— Begin Records to process —

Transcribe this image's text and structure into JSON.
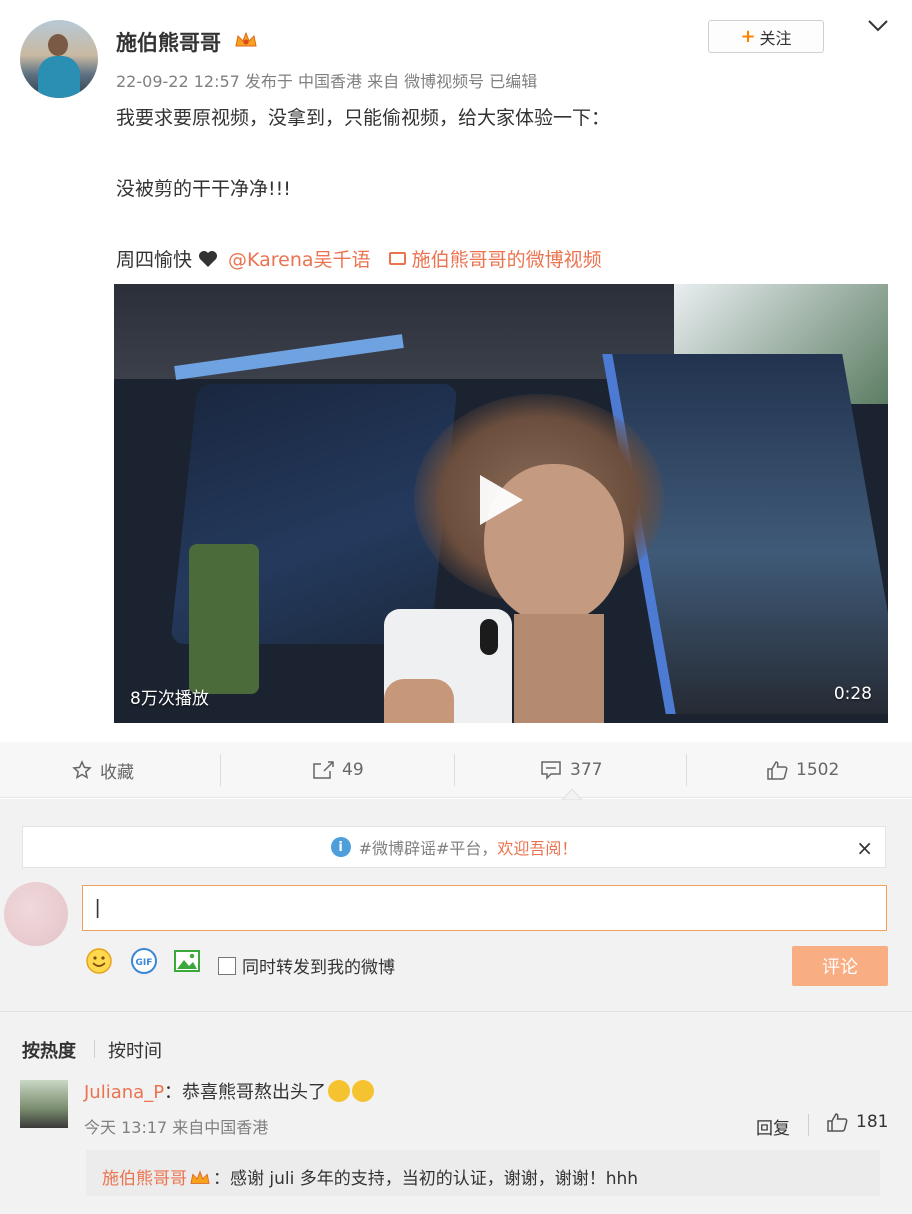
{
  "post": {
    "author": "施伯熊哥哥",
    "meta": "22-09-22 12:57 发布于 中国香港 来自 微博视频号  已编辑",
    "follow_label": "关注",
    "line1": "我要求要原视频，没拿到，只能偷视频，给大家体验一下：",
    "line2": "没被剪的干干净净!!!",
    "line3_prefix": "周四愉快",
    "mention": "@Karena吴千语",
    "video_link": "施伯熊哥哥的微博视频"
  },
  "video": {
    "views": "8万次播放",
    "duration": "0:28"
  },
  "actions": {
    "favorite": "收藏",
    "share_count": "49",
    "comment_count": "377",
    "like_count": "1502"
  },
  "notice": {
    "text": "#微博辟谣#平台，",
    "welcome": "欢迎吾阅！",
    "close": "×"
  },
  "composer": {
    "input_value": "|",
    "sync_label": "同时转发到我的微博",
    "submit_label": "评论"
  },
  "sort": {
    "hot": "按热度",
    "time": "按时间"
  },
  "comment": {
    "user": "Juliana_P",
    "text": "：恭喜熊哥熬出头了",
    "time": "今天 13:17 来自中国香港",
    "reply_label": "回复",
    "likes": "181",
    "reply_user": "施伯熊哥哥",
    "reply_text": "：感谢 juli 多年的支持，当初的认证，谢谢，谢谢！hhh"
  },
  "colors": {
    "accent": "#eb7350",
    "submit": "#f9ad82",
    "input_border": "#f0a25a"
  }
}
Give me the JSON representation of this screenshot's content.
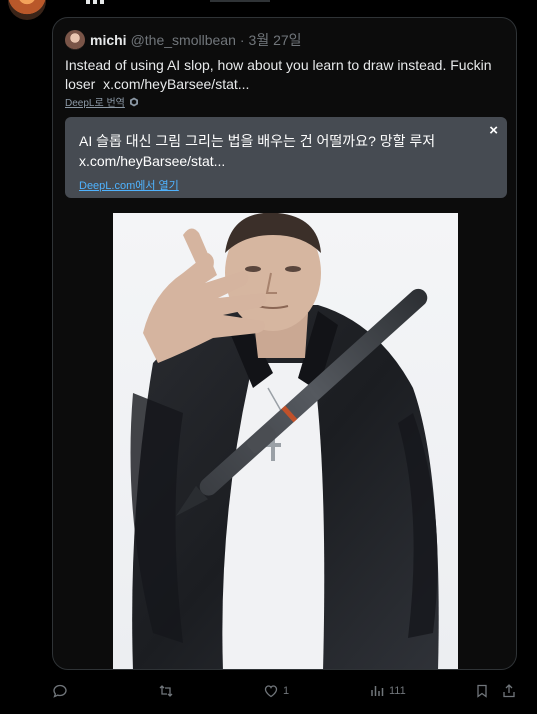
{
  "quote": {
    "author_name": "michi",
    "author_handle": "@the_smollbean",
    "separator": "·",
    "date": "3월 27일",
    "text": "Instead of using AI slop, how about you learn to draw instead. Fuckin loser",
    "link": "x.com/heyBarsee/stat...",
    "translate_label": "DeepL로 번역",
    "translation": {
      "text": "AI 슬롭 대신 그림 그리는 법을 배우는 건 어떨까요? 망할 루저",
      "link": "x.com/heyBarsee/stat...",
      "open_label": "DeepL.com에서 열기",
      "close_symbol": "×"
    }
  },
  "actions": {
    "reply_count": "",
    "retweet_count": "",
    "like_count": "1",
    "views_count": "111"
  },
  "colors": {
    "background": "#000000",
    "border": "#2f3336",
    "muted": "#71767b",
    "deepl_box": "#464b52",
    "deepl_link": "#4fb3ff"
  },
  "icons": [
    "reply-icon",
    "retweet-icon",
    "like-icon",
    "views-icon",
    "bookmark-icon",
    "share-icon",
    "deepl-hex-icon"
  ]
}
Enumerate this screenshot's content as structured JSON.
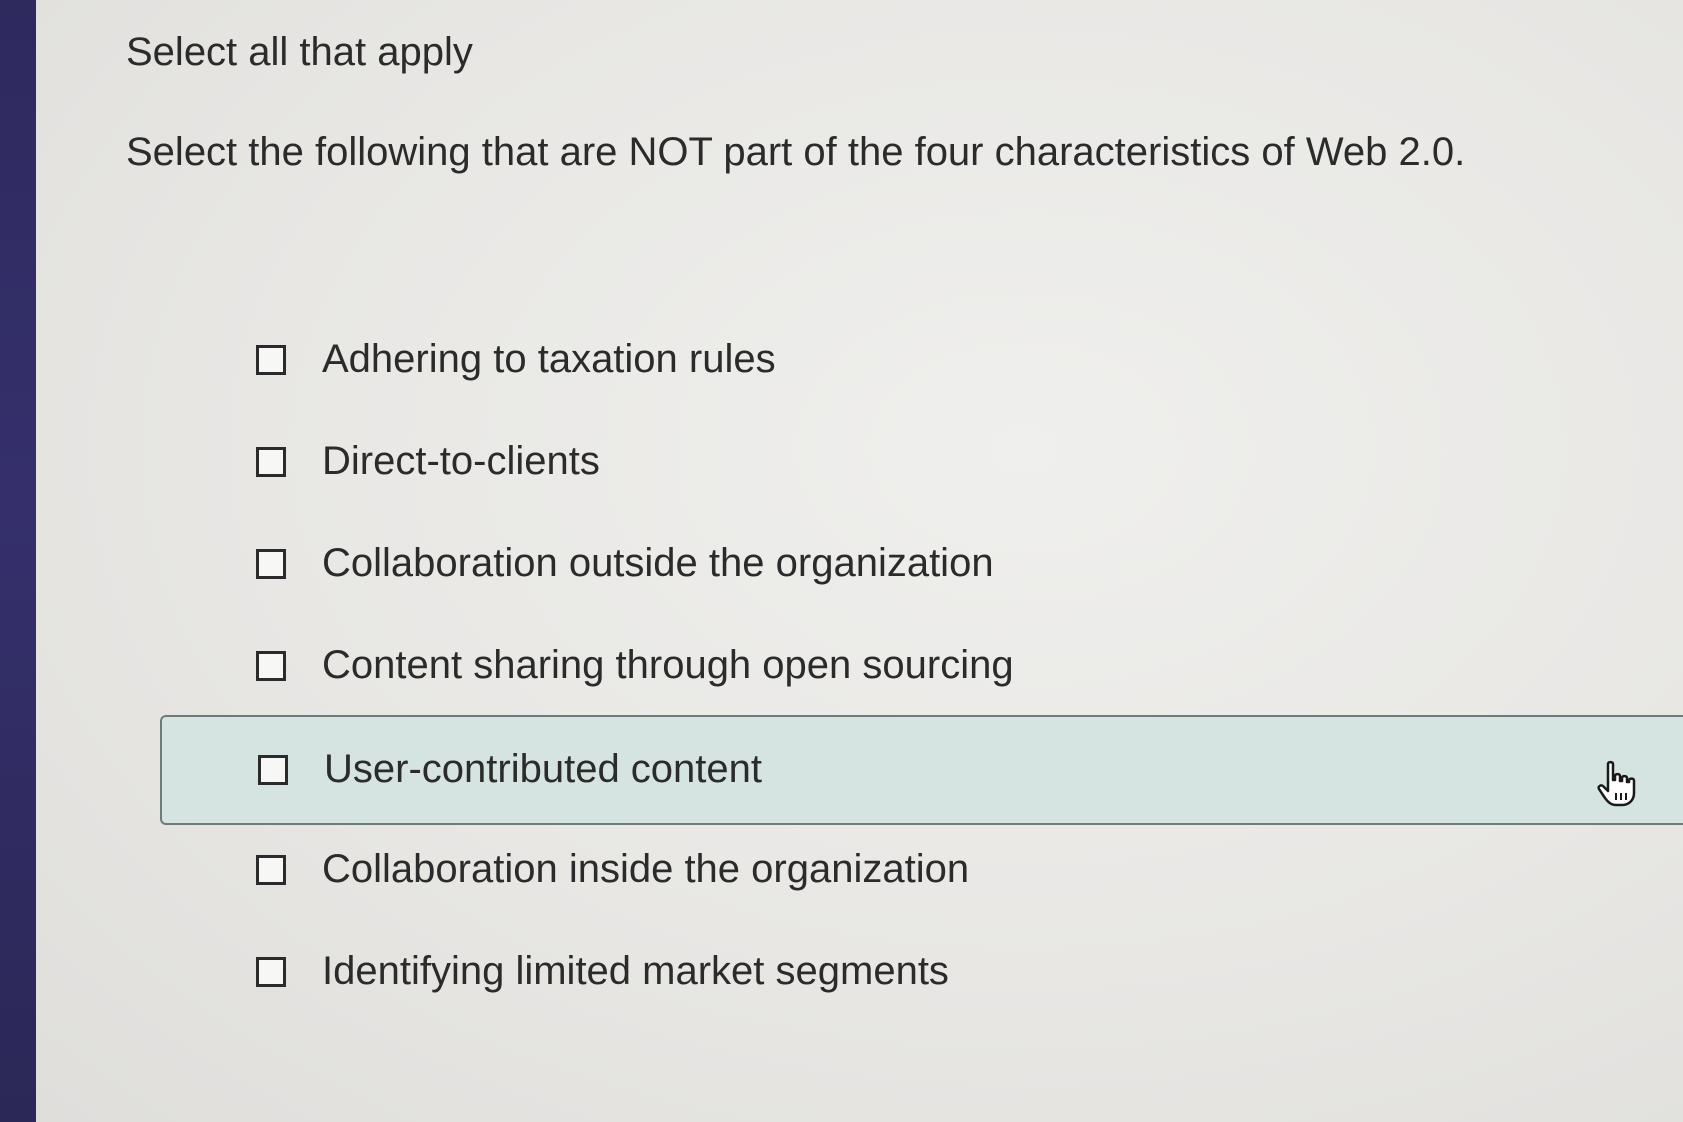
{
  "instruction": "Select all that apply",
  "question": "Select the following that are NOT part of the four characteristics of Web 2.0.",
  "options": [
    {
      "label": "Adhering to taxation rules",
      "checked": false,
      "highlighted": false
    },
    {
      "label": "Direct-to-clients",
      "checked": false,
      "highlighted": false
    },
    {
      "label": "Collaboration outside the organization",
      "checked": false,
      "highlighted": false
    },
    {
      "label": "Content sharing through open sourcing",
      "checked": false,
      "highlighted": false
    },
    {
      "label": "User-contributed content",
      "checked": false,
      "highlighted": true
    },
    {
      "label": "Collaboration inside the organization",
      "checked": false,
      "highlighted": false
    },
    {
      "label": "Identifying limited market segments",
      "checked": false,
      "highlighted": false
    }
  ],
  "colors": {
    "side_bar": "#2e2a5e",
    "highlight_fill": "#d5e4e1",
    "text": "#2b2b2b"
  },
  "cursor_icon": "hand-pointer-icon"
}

— End Records to process —

• [Goal of the exercise]:
Without including any pictures, print each record exactly.

• [Exercise answer]:
Transcribe this image's text and structure into JSON.
{
  "post": {
    "author": "施伯熊哥哥",
    "meta": "22-09-22 12:57 发布于 中国香港 来自 微博视频号  已编辑",
    "follow_label": "关注",
    "line1": "我要求要原视频，没拿到，只能偷视频，给大家体验一下：",
    "line2": "没被剪的干干净净!!!",
    "line3_prefix": "周四愉快",
    "mention": "@Karena吴千语",
    "video_link": "施伯熊哥哥的微博视频"
  },
  "video": {
    "views": "8万次播放",
    "duration": "0:28"
  },
  "actions": {
    "favorite": "收藏",
    "share_count": "49",
    "comment_count": "377",
    "like_count": "1502"
  },
  "notice": {
    "text": "#微博辟谣#平台，",
    "welcome": "欢迎吾阅！",
    "close": "×"
  },
  "composer": {
    "input_value": "|",
    "sync_label": "同时转发到我的微博",
    "submit_label": "评论"
  },
  "sort": {
    "hot": "按热度",
    "time": "按时间"
  },
  "comment": {
    "user": "Juliana_P",
    "text": "：恭喜熊哥熬出头了",
    "time": "今天 13:17 来自中国香港",
    "reply_label": "回复",
    "likes": "181",
    "reply_user": "施伯熊哥哥",
    "reply_text": "：感谢 juli 多年的支持，当初的认证，谢谢，谢谢！hhh"
  },
  "colors": {
    "accent": "#eb7350",
    "submit": "#f9ad82",
    "input_border": "#f0a25a"
  }
}
Give me the JSON representation of this screenshot's content.
{
  "quote": {
    "author_name": "michi",
    "author_handle": "@the_smollbean",
    "separator": "·",
    "date": "3월 27일",
    "text": "Instead of using AI slop, how about you learn to draw instead. Fuckin loser",
    "link": "x.com/heyBarsee/stat...",
    "translate_label": "DeepL로 번역",
    "translation": {
      "text": "AI 슬롭 대신 그림 그리는 법을 배우는 건 어떨까요? 망할 루저",
      "link": "x.com/heyBarsee/stat...",
      "open_label": "DeepL.com에서 열기",
      "close_symbol": "×"
    }
  },
  "actions": {
    "reply_count": "",
    "retweet_count": "",
    "like_count": "1",
    "views_count": "111"
  },
  "colors": {
    "background": "#000000",
    "border": "#2f3336",
    "muted": "#71767b",
    "deepl_box": "#464b52",
    "deepl_link": "#4fb3ff"
  },
  "icons": [
    "reply-icon",
    "retweet-icon",
    "like-icon",
    "views-icon",
    "bookmark-icon",
    "share-icon",
    "deepl-hex-icon"
  ]
}
Enumerate this screenshot's content as structured JSON.
{
  "instruction": "Select all that apply",
  "question": "Select the following that are NOT part of the four characteristics of Web 2.0.",
  "options": [
    {
      "label": "Adhering to taxation rules",
      "checked": false,
      "highlighted": false
    },
    {
      "label": "Direct-to-clients",
      "checked": false,
      "highlighted": false
    },
    {
      "label": "Collaboration outside the organization",
      "checked": false,
      "highlighted": false
    },
    {
      "label": "Content sharing through open sourcing",
      "checked": false,
      "highlighted": false
    },
    {
      "label": "User-contributed content",
      "checked": false,
      "highlighted": true
    },
    {
      "label": "Collaboration inside the organization",
      "checked": false,
      "highlighted": false
    },
    {
      "label": "Identifying limited market segments",
      "checked": false,
      "highlighted": false
    }
  ],
  "colors": {
    "side_bar": "#2e2a5e",
    "highlight_fill": "#d5e4e1",
    "text": "#2b2b2b"
  },
  "cursor_icon": "hand-pointer-icon"
}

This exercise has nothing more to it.